-- Job --
Quote each record exactly, please, leaving none out.

[Items from a dataset]
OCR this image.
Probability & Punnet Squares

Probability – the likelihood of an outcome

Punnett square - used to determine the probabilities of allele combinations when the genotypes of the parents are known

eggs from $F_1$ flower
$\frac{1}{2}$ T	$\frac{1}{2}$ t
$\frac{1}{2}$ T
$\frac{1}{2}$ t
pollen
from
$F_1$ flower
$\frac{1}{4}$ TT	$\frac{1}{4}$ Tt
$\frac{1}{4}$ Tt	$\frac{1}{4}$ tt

-- Written response --
OCR this image.
Probability & Punnet Squares

Probability – the likelihood of an outcome

Punnett square - used to determine the probabilities of allele combinations when the genotypes of the parents are known

eggs from $F_1$ flower
$\frac{1}{2}$ T	$\frac{1}{2}$ t
$\frac{1}{2}$ T
$\frac{1}{2}$ t
pollen
from
$F_1$ flower
$\frac{1}{4}$ TT	$\frac{1}{4}$ Tt
$\frac{1}{4}$ Tt	$\frac{1}{4}$ tt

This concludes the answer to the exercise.